WORK TO DO: Leaving out the pictures, please retype each record exactly.

DATA IN THIS EXERCISE:
***
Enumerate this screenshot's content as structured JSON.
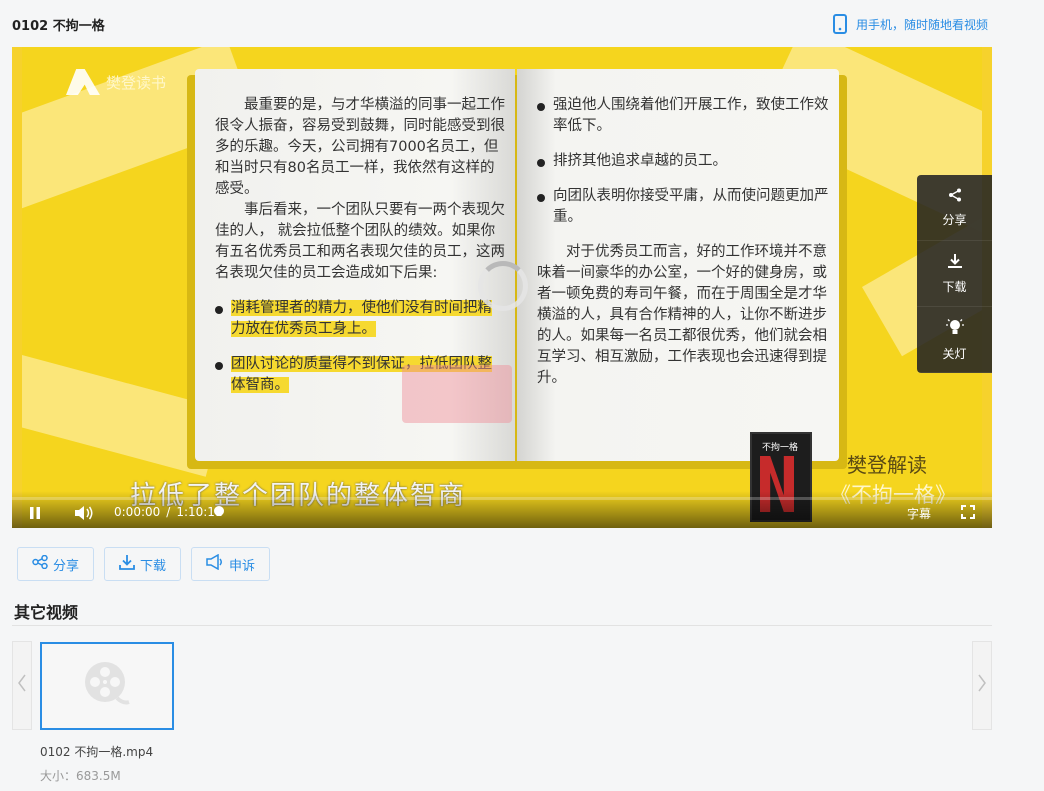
{
  "page": {
    "title": "0102 不拘一格",
    "mobile_link": "用手机，随时随地看视频"
  },
  "player": {
    "logo_text": "樊登读书",
    "left_page": {
      "para1": "最重要的是，与才华横溢的同事一起工作很令人振奋，容易受到鼓舞，同时能感受到很多的乐趣。今天，公司拥有7000名员工，但和当时只有80名员工一样，我依然有这样的感受。",
      "para2": "事后看来，一个团队只要有一两个表现欠佳的人， 就会拉低整个团队的绩效。如果你有五名优秀员工和两名表现欠佳的员工，这两名表现欠佳的员工会造成如下后果:",
      "bullet1": "消耗管理者的精力，使他们没有时间把精力放在优秀员工身上。",
      "bullet2": "团队讨论的质量得不到保证，拉低团队整体智商。"
    },
    "right_page": {
      "bullet1": "强迫他人围绕着他们开展工作，致使工作效率低下。",
      "bullet2": "排挤其他追求卓越的员工。",
      "bullet3": "向团队表明你接受平庸，从而使问题更加严重。",
      "para": "对于优秀员工而言，好的工作环境并不意味着一间豪华的办公室，一个好的健身房，或者一顿免费的寿司午餐，而在于周围全是才华横溢的人，具有合作精神的人，让你不断进步的人。如果每一名员工都很优秀，他们就会相互学习、相互激励，工作表现也会迅速得到提升。"
    },
    "book_cover_title": "不拘一格",
    "interp_label": "樊登解读",
    "interp_book": "《不拘一格》",
    "subtitle": "拉低了整个团队的整体智商",
    "current_time": "0:00:00",
    "time_separator": "/",
    "duration": "1:10:11",
    "progress": 0,
    "captions_label": "字幕",
    "side_menu": {
      "share": "分享",
      "download": "下载",
      "lights_off": "关灯"
    }
  },
  "actions": {
    "share": "分享",
    "download": "下载",
    "report": "申诉"
  },
  "other_videos": {
    "title": "其它视频",
    "items": [
      {
        "name": "0102 不拘一格.mp4",
        "size": "大小：683.5M"
      }
    ]
  },
  "colors": {
    "accent": "#2a8de4",
    "player_bg": "#f5d51e",
    "highlight": "#f6d930"
  }
}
***
OUTPUT FOR THIS TASK:
Enumerate this screenshot's content as structured JSON.
{
  "page": {
    "title": "0102 不拘一格",
    "mobile_link": "用手机，随时随地看视频"
  },
  "player": {
    "logo_text": "樊登读书",
    "left_page": {
      "para1": "最重要的是，与才华横溢的同事一起工作很令人振奋，容易受到鼓舞，同时能感受到很多的乐趣。今天，公司拥有7000名员工，但和当时只有80名员工一样，我依然有这样的感受。",
      "para2": "事后看来，一个团队只要有一两个表现欠佳的人， 就会拉低整个团队的绩效。如果你有五名优秀员工和两名表现欠佳的员工，这两名表现欠佳的员工会造成如下后果:",
      "bullet1": "消耗管理者的精力，使他们没有时间把精力放在优秀员工身上。",
      "bullet2": "团队讨论的质量得不到保证，拉低团队整体智商。"
    },
    "right_page": {
      "bullet1": "强迫他人围绕着他们开展工作，致使工作效率低下。",
      "bullet2": "排挤其他追求卓越的员工。",
      "bullet3": "向团队表明你接受平庸，从而使问题更加严重。",
      "para": "对于优秀员工而言，好的工作环境并不意味着一间豪华的办公室，一个好的健身房，或者一顿免费的寿司午餐，而在于周围全是才华横溢的人，具有合作精神的人，让你不断进步的人。如果每一名员工都很优秀，他们就会相互学习、相互激励，工作表现也会迅速得到提升。"
    },
    "book_cover_title": "不拘一格",
    "interp_label": "樊登解读",
    "interp_book": "《不拘一格》",
    "subtitle": "拉低了整个团队的整体智商",
    "current_time": "0:00:00",
    "time_separator": "/",
    "duration": "1:10:11",
    "progress": 0,
    "captions_label": "字幕",
    "side_menu": {
      "share": "分享",
      "download": "下载",
      "lights_off": "关灯"
    }
  },
  "actions": {
    "share": "分享",
    "download": "下载",
    "report": "申诉"
  },
  "other_videos": {
    "title": "其它视频",
    "items": [
      {
        "name": "0102 不拘一格.mp4",
        "size": "大小：683.5M"
      }
    ]
  },
  "colors": {
    "accent": "#2a8de4",
    "player_bg": "#f5d51e",
    "highlight": "#f6d930"
  }
}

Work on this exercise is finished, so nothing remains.